** Begin INPUT DATA **

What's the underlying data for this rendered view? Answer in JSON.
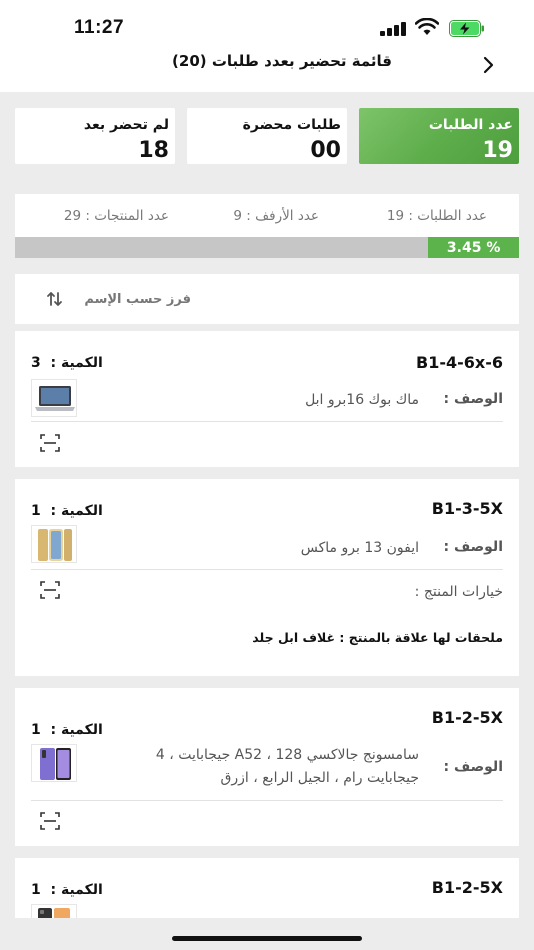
{
  "status_bar": {
    "time": "11:27"
  },
  "nav": {
    "title": "قائمة تحضير بعدد طلبات (20)"
  },
  "stats": [
    {
      "label": "عدد الطلبات",
      "value": "19",
      "highlight": true
    },
    {
      "label": "طلبات محضرة",
      "value": "00"
    },
    {
      "label": "لم تحضر بعد",
      "value": "18"
    }
  ],
  "summary": {
    "orders_count": "عدد الطلبات :  19",
    "shelves_count": "عدد الأرفف :  9",
    "products_count": "عدد المنتجات : 29",
    "progress_text": "% 3.45",
    "progress_percent": 3.45
  },
  "sort": {
    "label": "فرز حسب الإسم"
  },
  "labels": {
    "quantity": "الكمية :",
    "description": "الوصف :",
    "product_options": "خيارات المنتج :"
  },
  "products": [
    {
      "code": "B1-4-6x-6",
      "quantity": "3",
      "description": "ماك بوك 16برو ابل",
      "thumbnail": "laptop"
    },
    {
      "code": "B1-3-5X",
      "quantity": "1",
      "description": "ايفون 13 برو ماكس",
      "thumbnail": "iphone",
      "accessories": "ملحقات لها علاقة بالمنتج  :  غلاف ابل جلد"
    },
    {
      "code": "B1-2-5X",
      "quantity": "1",
      "description": "سامسونج جالاكسي A52 ، 128 جيجابايت ، 4 جيجابايت رام ، الجيل الرابع ، ازرق",
      "thumbnail": "galaxy"
    },
    {
      "code": "B1-2-5X",
      "quantity": "1",
      "thumbnail": "phone-orange"
    }
  ],
  "colors": {
    "accent_green": "#5cb24b",
    "background": "#ececec"
  }
}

** End INPUT DATA **

TASK STATEMENT:
Each entry must be retyped word for word, with every image omitted.

WORKED ANSWER:
What's the underlying data for this rendered view? Answer in JSON.
{
  "status_bar": {
    "time": "11:27"
  },
  "nav": {
    "title": "قائمة تحضير بعدد طلبات (20)"
  },
  "stats": [
    {
      "label": "عدد الطلبات",
      "value": "19",
      "highlight": true
    },
    {
      "label": "طلبات محضرة",
      "value": "00"
    },
    {
      "label": "لم تحضر بعد",
      "value": "18"
    }
  ],
  "summary": {
    "orders_count": "عدد الطلبات :  19",
    "shelves_count": "عدد الأرفف :  9",
    "products_count": "عدد المنتجات : 29",
    "progress_text": "% 3.45",
    "progress_percent": 3.45
  },
  "sort": {
    "label": "فرز حسب الإسم"
  },
  "labels": {
    "quantity": "الكمية :",
    "description": "الوصف :",
    "product_options": "خيارات المنتج :"
  },
  "products": [
    {
      "code": "B1-4-6x-6",
      "quantity": "3",
      "description": "ماك بوك 16برو ابل",
      "thumbnail": "laptop"
    },
    {
      "code": "B1-3-5X",
      "quantity": "1",
      "description": "ايفون 13 برو ماكس",
      "thumbnail": "iphone",
      "accessories": "ملحقات لها علاقة بالمنتج  :  غلاف ابل جلد"
    },
    {
      "code": "B1-2-5X",
      "quantity": "1",
      "description": "سامسونج جالاكسي A52 ، 128 جيجابايت ، 4 جيجابايت رام ، الجيل الرابع ، ازرق",
      "thumbnail": "galaxy"
    },
    {
      "code": "B1-2-5X",
      "quantity": "1",
      "thumbnail": "phone-orange"
    }
  ],
  "colors": {
    "accent_green": "#5cb24b",
    "background": "#ececec"
  }
}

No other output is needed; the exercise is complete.